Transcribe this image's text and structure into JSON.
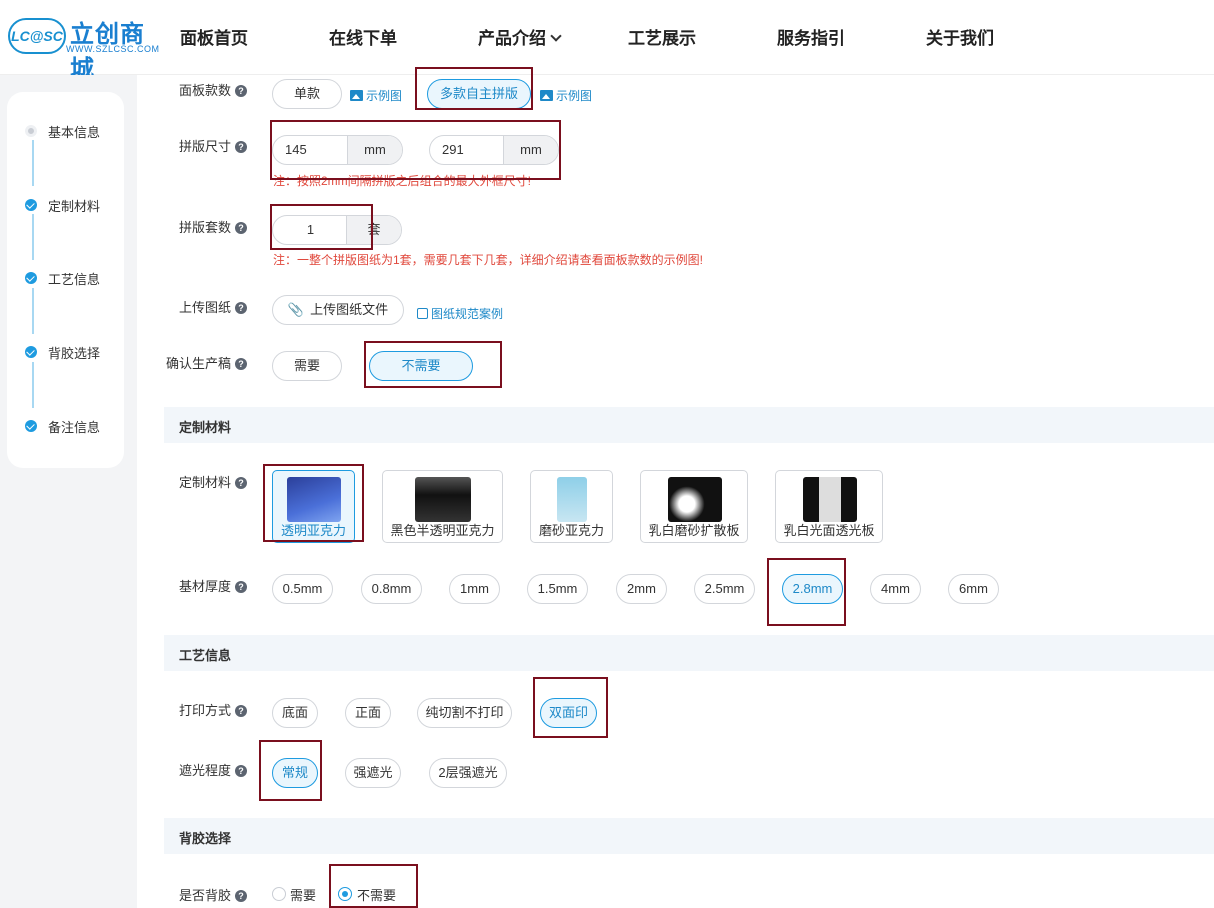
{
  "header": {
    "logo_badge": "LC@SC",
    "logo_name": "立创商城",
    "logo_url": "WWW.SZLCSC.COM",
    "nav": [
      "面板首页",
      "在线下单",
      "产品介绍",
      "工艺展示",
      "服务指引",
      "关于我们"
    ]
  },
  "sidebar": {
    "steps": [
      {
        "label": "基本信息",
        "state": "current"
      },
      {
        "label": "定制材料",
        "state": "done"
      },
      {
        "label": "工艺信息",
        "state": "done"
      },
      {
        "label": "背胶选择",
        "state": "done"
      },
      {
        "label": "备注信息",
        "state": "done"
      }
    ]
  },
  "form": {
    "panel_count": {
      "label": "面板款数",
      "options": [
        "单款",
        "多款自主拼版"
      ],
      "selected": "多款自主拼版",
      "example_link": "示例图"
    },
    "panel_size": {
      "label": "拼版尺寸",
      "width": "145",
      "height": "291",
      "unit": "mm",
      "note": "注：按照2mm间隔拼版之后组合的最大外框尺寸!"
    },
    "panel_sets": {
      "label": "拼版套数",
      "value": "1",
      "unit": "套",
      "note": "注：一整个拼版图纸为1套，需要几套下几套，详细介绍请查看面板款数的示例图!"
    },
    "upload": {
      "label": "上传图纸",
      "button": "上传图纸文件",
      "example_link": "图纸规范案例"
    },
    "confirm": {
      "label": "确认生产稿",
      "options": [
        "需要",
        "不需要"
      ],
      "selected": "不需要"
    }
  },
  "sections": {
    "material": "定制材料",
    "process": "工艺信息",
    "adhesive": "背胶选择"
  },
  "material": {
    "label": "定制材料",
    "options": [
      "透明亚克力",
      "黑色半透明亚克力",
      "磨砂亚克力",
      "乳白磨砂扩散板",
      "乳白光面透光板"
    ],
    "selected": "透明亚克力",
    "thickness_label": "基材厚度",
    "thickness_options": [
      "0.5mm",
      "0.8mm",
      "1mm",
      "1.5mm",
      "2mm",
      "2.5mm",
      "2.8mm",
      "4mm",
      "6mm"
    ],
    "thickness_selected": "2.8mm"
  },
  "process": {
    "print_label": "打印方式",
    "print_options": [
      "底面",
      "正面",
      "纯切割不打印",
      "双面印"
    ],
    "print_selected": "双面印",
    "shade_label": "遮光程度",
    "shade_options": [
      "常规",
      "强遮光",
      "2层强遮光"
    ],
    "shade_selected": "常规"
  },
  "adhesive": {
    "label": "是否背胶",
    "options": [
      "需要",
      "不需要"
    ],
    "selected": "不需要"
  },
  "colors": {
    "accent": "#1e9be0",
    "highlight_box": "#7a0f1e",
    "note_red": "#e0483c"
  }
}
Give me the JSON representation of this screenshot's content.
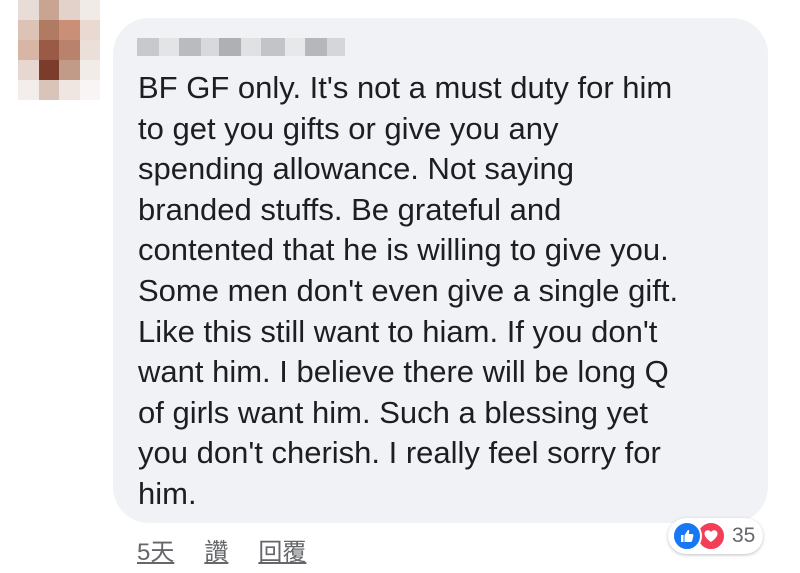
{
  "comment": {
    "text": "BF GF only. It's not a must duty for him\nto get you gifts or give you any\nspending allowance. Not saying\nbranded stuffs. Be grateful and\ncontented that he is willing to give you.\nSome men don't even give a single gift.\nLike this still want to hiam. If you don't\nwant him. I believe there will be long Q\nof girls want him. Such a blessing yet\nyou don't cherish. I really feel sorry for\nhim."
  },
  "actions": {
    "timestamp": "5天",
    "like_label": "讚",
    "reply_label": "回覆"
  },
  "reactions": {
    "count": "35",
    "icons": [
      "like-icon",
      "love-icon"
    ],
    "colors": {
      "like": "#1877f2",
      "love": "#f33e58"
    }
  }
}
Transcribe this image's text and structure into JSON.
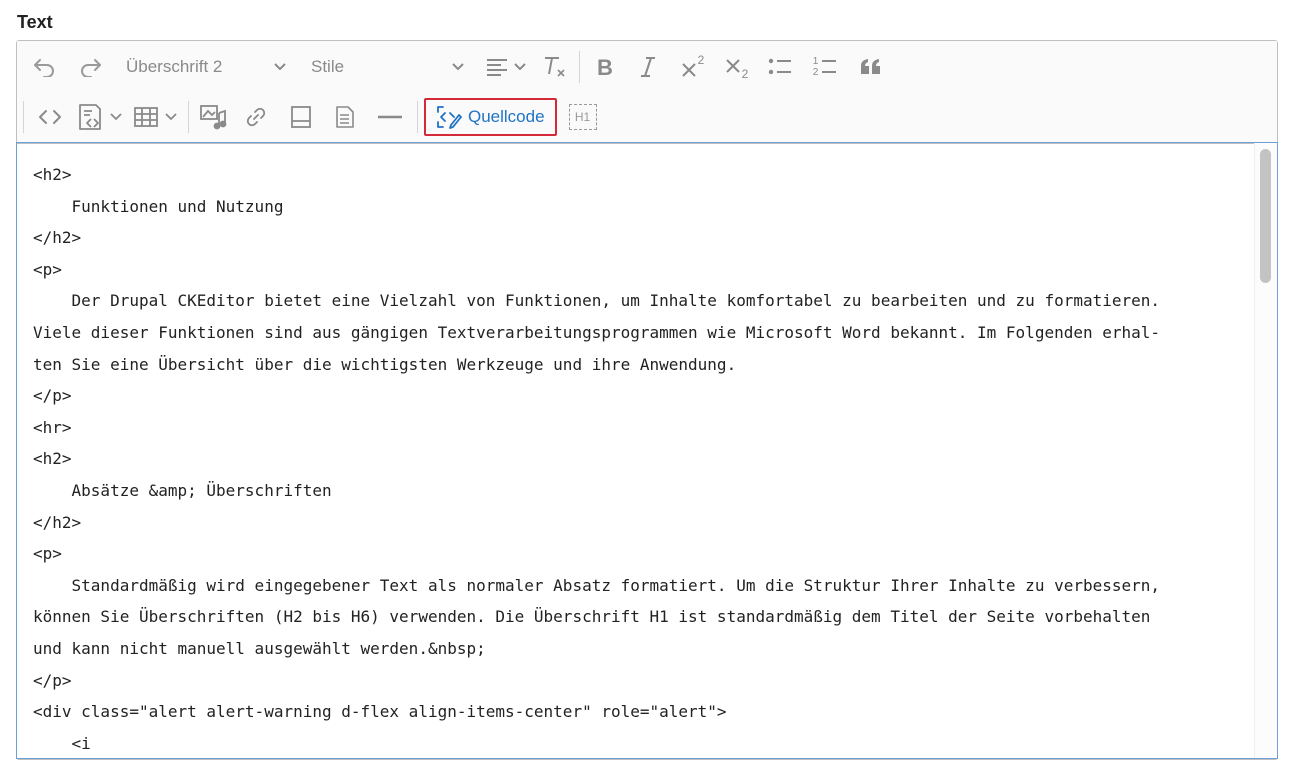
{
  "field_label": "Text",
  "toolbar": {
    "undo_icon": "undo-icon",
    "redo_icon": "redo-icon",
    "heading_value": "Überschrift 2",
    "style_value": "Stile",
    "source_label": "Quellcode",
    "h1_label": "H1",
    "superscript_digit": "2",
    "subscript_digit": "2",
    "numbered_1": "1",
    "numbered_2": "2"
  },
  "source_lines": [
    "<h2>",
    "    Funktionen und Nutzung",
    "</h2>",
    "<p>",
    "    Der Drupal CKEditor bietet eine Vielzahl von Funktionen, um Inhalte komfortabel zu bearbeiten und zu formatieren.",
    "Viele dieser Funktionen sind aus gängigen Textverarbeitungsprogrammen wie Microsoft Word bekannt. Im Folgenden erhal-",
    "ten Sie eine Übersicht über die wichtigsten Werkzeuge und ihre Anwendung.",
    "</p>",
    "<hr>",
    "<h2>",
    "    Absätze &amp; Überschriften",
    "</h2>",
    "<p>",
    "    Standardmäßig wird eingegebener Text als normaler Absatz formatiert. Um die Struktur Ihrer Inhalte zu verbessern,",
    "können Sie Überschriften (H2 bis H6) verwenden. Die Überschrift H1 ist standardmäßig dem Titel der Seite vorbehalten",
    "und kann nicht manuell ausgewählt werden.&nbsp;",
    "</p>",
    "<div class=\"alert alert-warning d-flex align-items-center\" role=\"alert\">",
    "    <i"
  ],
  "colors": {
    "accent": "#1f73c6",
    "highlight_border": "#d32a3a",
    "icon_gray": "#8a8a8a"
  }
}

·····

SET EXERCISE:
Give every record back exactly as it reads, with no images.

ANSWER:
Transcribe this image's text and structure into JSON.
{
  "header": {
    "logo_badge": "LC@SC",
    "logo_name": "立创商城",
    "logo_url": "WWW.SZLCSC.COM",
    "nav": [
      "面板首页",
      "在线下单",
      "产品介绍",
      "工艺展示",
      "服务指引",
      "关于我们"
    ]
  },
  "sidebar": {
    "steps": [
      {
        "label": "基本信息",
        "state": "current"
      },
      {
        "label": "定制材料",
        "state": "done"
      },
      {
        "label": "工艺信息",
        "state": "done"
      },
      {
        "label": "背胶选择",
        "state": "done"
      },
      {
        "label": "备注信息",
        "state": "done"
      }
    ]
  },
  "form": {
    "panel_count": {
      "label": "面板款数",
      "options": [
        "单款",
        "多款自主拼版"
      ],
      "selected": "多款自主拼版",
      "example_link": "示例图"
    },
    "panel_size": {
      "label": "拼版尺寸",
      "width": "145",
      "height": "291",
      "unit": "mm",
      "note": "注：按照2mm间隔拼版之后组合的最大外框尺寸!"
    },
    "panel_sets": {
      "label": "拼版套数",
      "value": "1",
      "unit": "套",
      "note": "注：一整个拼版图纸为1套，需要几套下几套，详细介绍请查看面板款数的示例图!"
    },
    "upload": {
      "label": "上传图纸",
      "button": "上传图纸文件",
      "example_link": "图纸规范案例"
    },
    "confirm": {
      "label": "确认生产稿",
      "options": [
        "需要",
        "不需要"
      ],
      "selected": "不需要"
    }
  },
  "sections": {
    "material": "定制材料",
    "process": "工艺信息",
    "adhesive": "背胶选择"
  },
  "material": {
    "label": "定制材料",
    "options": [
      "透明亚克力",
      "黑色半透明亚克力",
      "磨砂亚克力",
      "乳白磨砂扩散板",
      "乳白光面透光板"
    ],
    "selected": "透明亚克力",
    "thickness_label": "基材厚度",
    "thickness_options": [
      "0.5mm",
      "0.8mm",
      "1mm",
      "1.5mm",
      "2mm",
      "2.5mm",
      "2.8mm",
      "4mm",
      "6mm"
    ],
    "thickness_selected": "2.8mm"
  },
  "process": {
    "print_label": "打印方式",
    "print_options": [
      "底面",
      "正面",
      "纯切割不打印",
      "双面印"
    ],
    "print_selected": "双面印",
    "shade_label": "遮光程度",
    "shade_options": [
      "常规",
      "强遮光",
      "2层强遮光"
    ],
    "shade_selected": "常规"
  },
  "adhesive": {
    "label": "是否背胶",
    "options": [
      "需要",
      "不需要"
    ],
    "selected": "不需要"
  },
  "colors": {
    "accent": "#1e9be0",
    "highlight_box": "#7a0f1e",
    "note_red": "#e0483c"
  }
}
Give me the JSON representation of this screenshot's content.
{
  "comment": {
    "text": "BF GF only. It's not a must duty for him\nto get you gifts or give you any\nspending allowance. Not saying\nbranded stuffs. Be grateful and\ncontented that he is willing to give you.\nSome men don't even give a single gift.\nLike this still want to hiam. If you don't\nwant him. I believe there will be long Q\nof girls want him. Such a blessing yet\nyou don't cherish. I really feel sorry for\nhim."
  },
  "actions": {
    "timestamp": "5天",
    "like_label": "讚",
    "reply_label": "回覆"
  },
  "reactions": {
    "count": "35",
    "icons": [
      "like-icon",
      "love-icon"
    ],
    "colors": {
      "like": "#1877f2",
      "love": "#f33e58"
    }
  }
}
Transcribe this image's text and structure into JSON.
{
  "field_label": "Text",
  "toolbar": {
    "undo_icon": "undo-icon",
    "redo_icon": "redo-icon",
    "heading_value": "Überschrift 2",
    "style_value": "Stile",
    "source_label": "Quellcode",
    "h1_label": "H1",
    "superscript_digit": "2",
    "subscript_digit": "2",
    "numbered_1": "1",
    "numbered_2": "2"
  },
  "source_lines": [
    "<h2>",
    "    Funktionen und Nutzung",
    "</h2>",
    "<p>",
    "    Der Drupal CKEditor bietet eine Vielzahl von Funktionen, um Inhalte komfortabel zu bearbeiten und zu formatieren.",
    "Viele dieser Funktionen sind aus gängigen Textverarbeitungsprogrammen wie Microsoft Word bekannt. Im Folgenden erhal-",
    "ten Sie eine Übersicht über die wichtigsten Werkzeuge und ihre Anwendung.",
    "</p>",
    "<hr>",
    "<h2>",
    "    Absätze &amp; Überschriften",
    "</h2>",
    "<p>",
    "    Standardmäßig wird eingegebener Text als normaler Absatz formatiert. Um die Struktur Ihrer Inhalte zu verbessern,",
    "können Sie Überschriften (H2 bis H6) verwenden. Die Überschrift H1 ist standardmäßig dem Titel der Seite vorbehalten",
    "und kann nicht manuell ausgewählt werden.&nbsp;",
    "</p>",
    "<div class=\"alert alert-warning d-flex align-items-center\" role=\"alert\">",
    "    <i"
  ],
  "colors": {
    "accent": "#1f73c6",
    "highlight_border": "#d32a3a",
    "icon_gray": "#8a8a8a"
  }
}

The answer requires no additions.